»»

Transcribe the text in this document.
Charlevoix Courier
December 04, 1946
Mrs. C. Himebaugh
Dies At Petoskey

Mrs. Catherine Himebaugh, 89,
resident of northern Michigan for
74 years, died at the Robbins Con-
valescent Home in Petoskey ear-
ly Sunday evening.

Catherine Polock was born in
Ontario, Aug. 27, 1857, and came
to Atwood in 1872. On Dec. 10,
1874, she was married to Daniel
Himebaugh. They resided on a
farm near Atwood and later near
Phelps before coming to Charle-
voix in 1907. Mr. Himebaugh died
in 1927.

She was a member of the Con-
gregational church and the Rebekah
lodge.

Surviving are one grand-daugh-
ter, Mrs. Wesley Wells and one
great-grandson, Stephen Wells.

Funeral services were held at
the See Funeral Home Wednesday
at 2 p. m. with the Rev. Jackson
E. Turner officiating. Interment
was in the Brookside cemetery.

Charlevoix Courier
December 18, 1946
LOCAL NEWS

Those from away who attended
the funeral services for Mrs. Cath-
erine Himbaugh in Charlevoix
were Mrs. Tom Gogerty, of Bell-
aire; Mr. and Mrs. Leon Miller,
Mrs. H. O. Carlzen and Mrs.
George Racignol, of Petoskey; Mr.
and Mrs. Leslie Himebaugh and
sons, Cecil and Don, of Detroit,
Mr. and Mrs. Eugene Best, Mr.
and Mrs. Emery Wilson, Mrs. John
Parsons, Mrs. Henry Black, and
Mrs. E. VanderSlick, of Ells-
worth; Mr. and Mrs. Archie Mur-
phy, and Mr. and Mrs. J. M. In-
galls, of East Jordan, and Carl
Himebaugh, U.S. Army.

««

• [What the task requires]
Extract the whole listing, character for character.

• [Task answer]
Transcribe the text in this document.
Charlevoix Courier
December 04, 1946
Mrs. C. Himebaugh
Dies At Petoskey

Mrs. Catherine Himebaugh, 89,
resident of northern Michigan for
74 years, died at the Robbins Con-
valescent Home in Petoskey ear-
ly Sunday evening.

Catherine Polock was born in
Ontario, Aug. 27, 1857, and came
to Atwood in 1872. On Dec. 10,
1874, she was married to Daniel
Himebaugh. They resided on a
farm near Atwood and later near
Phelps before coming to Charle-
voix in 1907. Mr. Himebaugh died
in 1927.

She was a member of the Con-
gregational church and the Rebekah
lodge.

Surviving are one grand-daugh-
ter, Mrs. Wesley Wells and one
great-grandson, Stephen Wells.

Funeral services were held at
the See Funeral Home Wednesday
at 2 p. m. with the Rev. Jackson
E. Turner officiating. Interment
was in the Brookside cemetery.

Charlevoix Courier
December 18, 1946
LOCAL NEWS

Those from away who attended
the funeral services for Mrs. Cath-
erine Himbaugh in Charlevoix
were Mrs. Tom Gogerty, of Bell-
aire; Mr. and Mrs. Leon Miller,
Mrs. H. O. Carlzen and Mrs.
George Racignol, of Petoskey; Mr.
and Mrs. Leslie Himebaugh and
sons, Cecil and Don, of Detroit,
Mr. and Mrs. Eugene Best, Mr.
and Mrs. Emery Wilson, Mrs. John
Parsons, Mrs. Henry Black, and
Mrs. E. VanderSlick, of Ells-
worth; Mr. and Mrs. Archie Mur-
phy, and Mr. and Mrs. J. M. In-
galls, of East Jordan, and Carl
Himebaugh, U.S. Army.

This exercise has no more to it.